# The exercise
In your copy, leave out the pictures and repeat the entries below exactly.

===============

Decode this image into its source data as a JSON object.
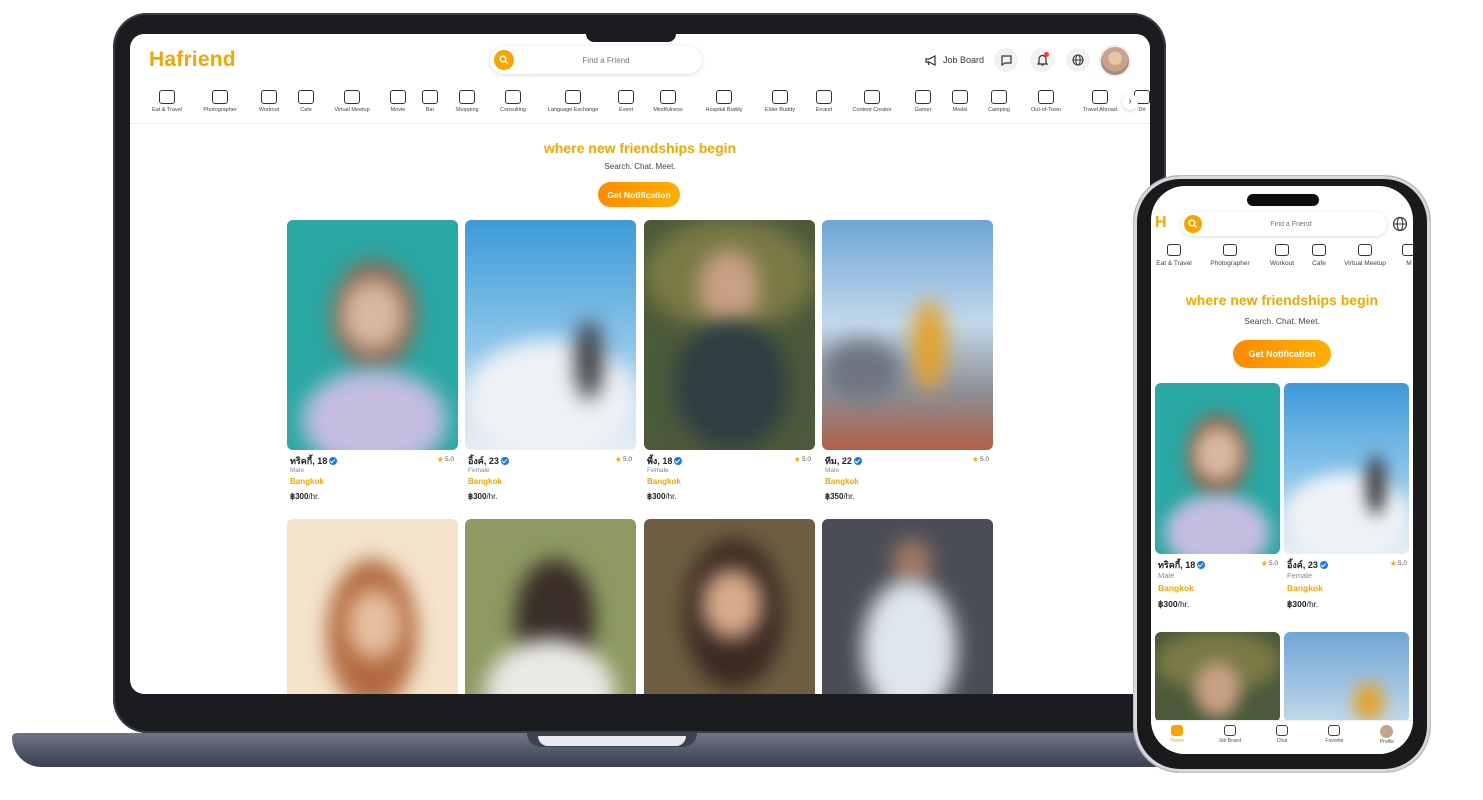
{
  "brand": {
    "logo_text": "Hafriend",
    "logo_short": "H",
    "accent": "#f7a600"
  },
  "search": {
    "placeholder": "Find a Friend"
  },
  "header": {
    "job_board": "Job Board",
    "icons": [
      "megaphone-icon",
      "chat-icon",
      "bell-icon",
      "globe-icon"
    ]
  },
  "categories": [
    "Eat & Travel",
    "Photographer",
    "Workout",
    "Cafe",
    "Virtual Meetup",
    "Movie",
    "Bar",
    "Shopping",
    "Consulting",
    "Language Exchange",
    "Event",
    "Mindfulness",
    "Hospital Buddy",
    "Elder Buddy",
    "Errand",
    "Content Creator",
    "Gamer",
    "Model",
    "Camping",
    "Out-of-Town",
    "Travel Abroad",
    "Dri"
  ],
  "mobile_categories": [
    "Eat & Travel",
    "Photographer",
    "Workout",
    "Cafe",
    "Virtual Meetup",
    "M"
  ],
  "hero": {
    "tagline": "where new friendships begin",
    "subtitle": "Search. Chat. Meet.",
    "cta": "Get Notification"
  },
  "profiles": [
    {
      "name": "ทริคกี้, 18",
      "rating": "5.0",
      "gender": "Male",
      "city": "Bangkok",
      "price": "฿300",
      "unit": "/hr."
    },
    {
      "name": "อิ้งค์, 23",
      "rating": "5.0",
      "gender": "Female",
      "city": "Bangkok",
      "price": "฿300",
      "unit": "/hr."
    },
    {
      "name": "พี้ง, 18",
      "rating": "5.0",
      "gender": "Female",
      "city": "Bangkok",
      "price": "฿300",
      "unit": "/hr."
    },
    {
      "name": "ทีม, 22",
      "rating": "5.0",
      "gender": "Male",
      "city": "Bangkok",
      "price": "฿350",
      "unit": "/hr."
    }
  ],
  "bottom_nav": [
    "Home",
    "Job Board",
    "Chat",
    "Favorite",
    "Profile"
  ]
}
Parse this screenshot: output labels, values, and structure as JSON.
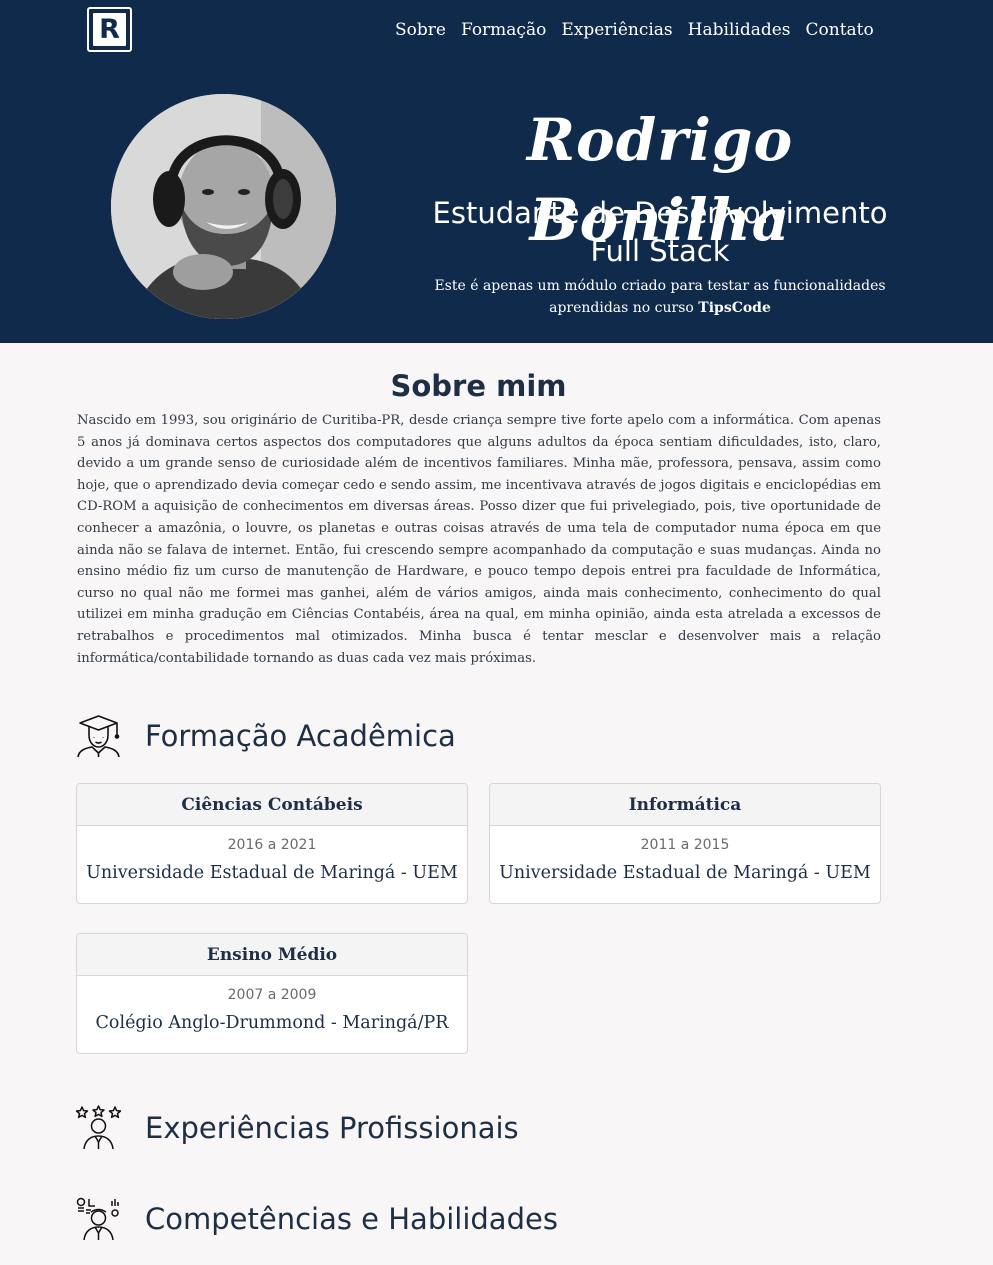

===============

# Correct answer
Decode this image into its source data as a JSON object.
{
  "brand": {
    "logo_text": "Hafriend",
    "logo_short": "H",
    "accent": "#f7a600"
  },
  "search": {
    "placeholder": "Find a Friend"
  },
  "header": {
    "job_board": "Job Board",
    "icons": [
      "megaphone-icon",
      "chat-icon",
      "bell-icon",
      "globe-icon"
    ]
  },
  "categories": [
    "Eat & Travel",
    "Photographer",
    "Workout",
    "Cafe",
    "Virtual Meetup",
    "Movie",
    "Bar",
    "Shopping",
    "Consulting",
    "Language Exchange",
    "Event",
    "Mindfulness",
    "Hospital Buddy",
    "Elder Buddy",
    "Errand",
    "Content Creator",
    "Gamer",
    "Model",
    "Camping",
    "Out-of-Town",
    "Travel Abroad",
    "Dri"
  ],
  "mobile_categories": [
    "Eat & Travel",
    "Photographer",
    "Workout",
    "Cafe",
    "Virtual Meetup",
    "M"
  ],
  "hero": {
    "tagline": "where new friendships begin",
    "subtitle": "Search. Chat. Meet.",
    "cta": "Get Notification"
  },
  "profiles": [
    {
      "name": "ทริคกี้, 18",
      "rating": "5.0",
      "gender": "Male",
      "city": "Bangkok",
      "price": "฿300",
      "unit": "/hr."
    },
    {
      "name": "อิ้งค์, 23",
      "rating": "5.0",
      "gender": "Female",
      "city": "Bangkok",
      "price": "฿300",
      "unit": "/hr."
    },
    {
      "name": "พี้ง, 18",
      "rating": "5.0",
      "gender": "Female",
      "city": "Bangkok",
      "price": "฿300",
      "unit": "/hr."
    },
    {
      "name": "ทีม, 22",
      "rating": "5.0",
      "gender": "Male",
      "city": "Bangkok",
      "price": "฿350",
      "unit": "/hr."
    }
  ],
  "bottom_nav": [
    "Home",
    "Job Board",
    "Chat",
    "Favorite",
    "Profile"
  ]
}
Parse this screenshot: output labels, values, and structure as JSON.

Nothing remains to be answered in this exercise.